Requirement - Retype every entry exactly, character for character.

Listing -
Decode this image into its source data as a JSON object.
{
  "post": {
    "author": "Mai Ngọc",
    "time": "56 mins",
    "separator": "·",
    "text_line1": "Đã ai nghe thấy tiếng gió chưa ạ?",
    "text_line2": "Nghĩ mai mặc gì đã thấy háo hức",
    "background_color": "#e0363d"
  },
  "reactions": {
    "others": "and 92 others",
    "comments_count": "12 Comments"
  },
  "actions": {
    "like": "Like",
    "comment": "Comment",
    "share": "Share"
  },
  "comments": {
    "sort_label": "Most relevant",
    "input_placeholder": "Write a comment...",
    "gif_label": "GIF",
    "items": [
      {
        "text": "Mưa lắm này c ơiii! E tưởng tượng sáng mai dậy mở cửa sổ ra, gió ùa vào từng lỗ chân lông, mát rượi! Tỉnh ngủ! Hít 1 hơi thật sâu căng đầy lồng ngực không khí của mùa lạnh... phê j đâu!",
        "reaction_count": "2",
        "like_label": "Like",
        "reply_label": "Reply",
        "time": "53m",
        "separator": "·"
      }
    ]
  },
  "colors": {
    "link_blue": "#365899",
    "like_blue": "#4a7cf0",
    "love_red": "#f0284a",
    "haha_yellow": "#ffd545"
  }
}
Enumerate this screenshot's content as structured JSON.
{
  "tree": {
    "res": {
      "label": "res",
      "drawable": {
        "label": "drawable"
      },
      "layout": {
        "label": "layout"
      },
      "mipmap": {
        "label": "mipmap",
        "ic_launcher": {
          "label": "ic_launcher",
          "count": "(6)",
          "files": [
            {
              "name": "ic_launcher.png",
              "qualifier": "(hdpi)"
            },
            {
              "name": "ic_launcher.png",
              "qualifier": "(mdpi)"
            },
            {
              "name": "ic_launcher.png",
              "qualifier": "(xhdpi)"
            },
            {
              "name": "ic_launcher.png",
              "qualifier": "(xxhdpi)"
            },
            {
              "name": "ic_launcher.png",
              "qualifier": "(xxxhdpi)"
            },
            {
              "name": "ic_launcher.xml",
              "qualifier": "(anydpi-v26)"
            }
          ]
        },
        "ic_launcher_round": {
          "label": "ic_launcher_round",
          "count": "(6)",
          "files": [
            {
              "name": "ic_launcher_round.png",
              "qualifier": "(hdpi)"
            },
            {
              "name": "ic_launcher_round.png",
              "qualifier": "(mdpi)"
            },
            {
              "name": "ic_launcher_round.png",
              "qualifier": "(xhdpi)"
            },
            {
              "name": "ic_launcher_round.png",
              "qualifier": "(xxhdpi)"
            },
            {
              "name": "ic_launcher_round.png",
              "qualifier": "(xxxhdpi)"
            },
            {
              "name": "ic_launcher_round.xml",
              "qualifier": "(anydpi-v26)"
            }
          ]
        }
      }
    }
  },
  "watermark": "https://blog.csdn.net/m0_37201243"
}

Answer to the problem -
Decode this image into its source data as a JSON object.
{
  "post": {
    "author": "Mai Ngọc",
    "time": "56 mins",
    "separator": "·",
    "text_line1": "Đã ai nghe thấy tiếng gió chưa ạ?",
    "text_line2": "Nghĩ mai mặc gì đã thấy háo hức",
    "background_color": "#e0363d"
  },
  "reactions": {
    "others": "and 92 others",
    "comments_count": "12 Comments"
  },
  "actions": {
    "like": "Like",
    "comment": "Comment",
    "share": "Share"
  },
  "comments": {
    "sort_label": "Most relevant",
    "input_placeholder": "Write a comment...",
    "gif_label": "GIF",
    "items": [
      {
        "text": "Mưa lắm này c ơiii! E tưởng tượng sáng mai dậy mở cửa sổ ra, gió ùa vào từng lỗ chân lông, mát rượi! Tỉnh ngủ! Hít 1 hơi thật sâu căng đầy lồng ngực không khí của mùa lạnh... phê j đâu!",
        "reaction_count": "2",
        "like_label": "Like",
        "reply_label": "Reply",
        "time": "53m",
        "separator": "·"
      }
    ]
  },
  "colors": {
    "link_blue": "#365899",
    "like_blue": "#4a7cf0",
    "love_red": "#f0284a",
    "haha_yellow": "#ffd545"
  }
}
Enumerate this screenshot's content as structured JSON.
{
  "tree": {
    "res": {
      "label": "res",
      "drawable": {
        "label": "drawable"
      },
      "layout": {
        "label": "layout"
      },
      "mipmap": {
        "label": "mipmap",
        "ic_launcher": {
          "label": "ic_launcher",
          "count": "(6)",
          "files": [
            {
              "name": "ic_launcher.png",
              "qualifier": "(hdpi)"
            },
            {
              "name": "ic_launcher.png",
              "qualifier": "(mdpi)"
            },
            {
              "name": "ic_launcher.png",
              "qualifier": "(xhdpi)"
            },
            {
              "name": "ic_launcher.png",
              "qualifier": "(xxhdpi)"
            },
            {
              "name": "ic_launcher.png",
              "qualifier": "(xxxhdpi)"
            },
            {
              "name": "ic_launcher.xml",
              "qualifier": "(anydpi-v26)"
            }
          ]
        },
        "ic_launcher_round": {
          "label": "ic_launcher_round",
          "count": "(6)",
          "files": [
            {
              "name": "ic_launcher_round.png",
              "qualifier": "(hdpi)"
            },
            {
              "name": "ic_launcher_round.png",
              "qualifier": "(mdpi)"
            },
            {
              "name": "ic_launcher_round.png",
              "qualifier": "(xhdpi)"
            },
            {
              "name": "ic_launcher_round.png",
              "qualifier": "(xxhdpi)"
            },
            {
              "name": "ic_launcher_round.png",
              "qualifier": "(xxxhdpi)"
            },
            {
              "name": "ic_launcher_round.xml",
              "qualifier": "(anydpi-v26)"
            }
          ]
        }
      }
    }
  },
  "watermark": "https://blog.csdn.net/m0_37201243"
}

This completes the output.